§ Aim of the exercise:
Among the lines below, count those with "region". Give only the number.

— Begin Data —

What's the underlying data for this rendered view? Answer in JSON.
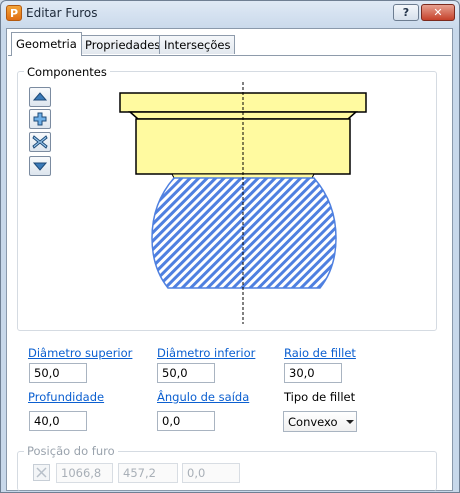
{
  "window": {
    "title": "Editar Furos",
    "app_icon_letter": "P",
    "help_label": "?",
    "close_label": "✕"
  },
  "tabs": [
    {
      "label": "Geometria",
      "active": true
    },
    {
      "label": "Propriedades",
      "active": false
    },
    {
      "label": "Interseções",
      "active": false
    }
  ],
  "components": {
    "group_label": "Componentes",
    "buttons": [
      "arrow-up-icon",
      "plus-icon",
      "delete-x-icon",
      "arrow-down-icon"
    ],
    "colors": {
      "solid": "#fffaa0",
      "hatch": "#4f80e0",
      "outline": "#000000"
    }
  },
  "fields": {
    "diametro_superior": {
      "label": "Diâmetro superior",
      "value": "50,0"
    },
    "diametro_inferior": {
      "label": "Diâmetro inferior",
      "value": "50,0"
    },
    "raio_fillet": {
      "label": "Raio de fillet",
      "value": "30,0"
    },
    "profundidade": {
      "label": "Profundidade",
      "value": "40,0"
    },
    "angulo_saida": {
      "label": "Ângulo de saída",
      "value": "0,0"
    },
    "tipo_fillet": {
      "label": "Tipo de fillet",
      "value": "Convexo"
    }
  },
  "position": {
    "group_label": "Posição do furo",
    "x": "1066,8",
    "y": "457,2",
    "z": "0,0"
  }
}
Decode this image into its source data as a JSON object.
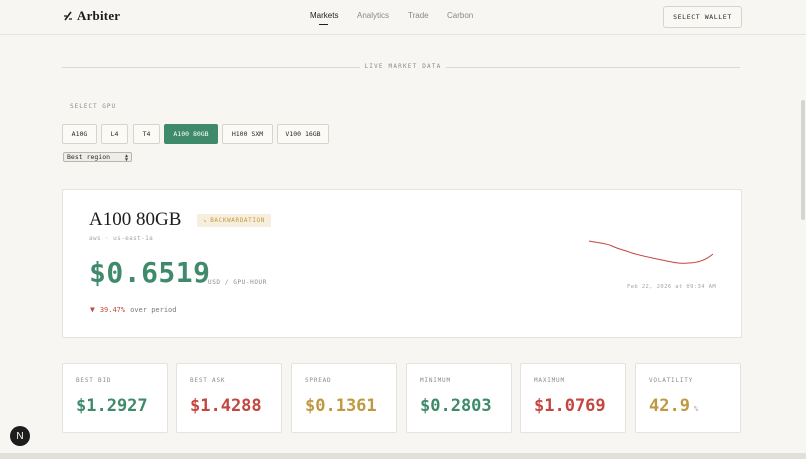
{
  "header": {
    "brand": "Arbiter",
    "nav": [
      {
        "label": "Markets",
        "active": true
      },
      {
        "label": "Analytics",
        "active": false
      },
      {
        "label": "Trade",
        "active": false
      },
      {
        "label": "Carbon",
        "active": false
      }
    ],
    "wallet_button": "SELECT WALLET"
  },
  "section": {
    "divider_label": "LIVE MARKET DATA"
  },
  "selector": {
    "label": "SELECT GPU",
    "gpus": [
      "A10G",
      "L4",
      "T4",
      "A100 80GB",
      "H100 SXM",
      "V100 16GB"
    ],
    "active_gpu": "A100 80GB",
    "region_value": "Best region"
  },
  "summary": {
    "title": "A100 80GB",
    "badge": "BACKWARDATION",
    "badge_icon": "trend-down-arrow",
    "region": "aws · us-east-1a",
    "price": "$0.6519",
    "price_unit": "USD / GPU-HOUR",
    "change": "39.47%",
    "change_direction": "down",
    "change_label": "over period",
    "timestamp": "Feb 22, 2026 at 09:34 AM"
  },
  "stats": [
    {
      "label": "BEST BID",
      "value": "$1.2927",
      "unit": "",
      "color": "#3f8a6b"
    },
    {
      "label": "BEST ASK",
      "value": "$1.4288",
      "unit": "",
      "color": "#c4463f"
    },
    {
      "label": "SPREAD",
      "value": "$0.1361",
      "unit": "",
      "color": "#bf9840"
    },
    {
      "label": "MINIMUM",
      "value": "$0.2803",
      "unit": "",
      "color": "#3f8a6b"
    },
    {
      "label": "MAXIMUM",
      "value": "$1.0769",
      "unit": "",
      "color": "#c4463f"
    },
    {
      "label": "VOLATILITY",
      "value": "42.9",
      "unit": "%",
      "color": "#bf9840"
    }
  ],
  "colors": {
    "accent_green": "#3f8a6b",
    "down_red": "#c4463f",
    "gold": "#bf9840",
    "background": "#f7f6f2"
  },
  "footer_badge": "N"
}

— End Data —

§ Result of this task:
2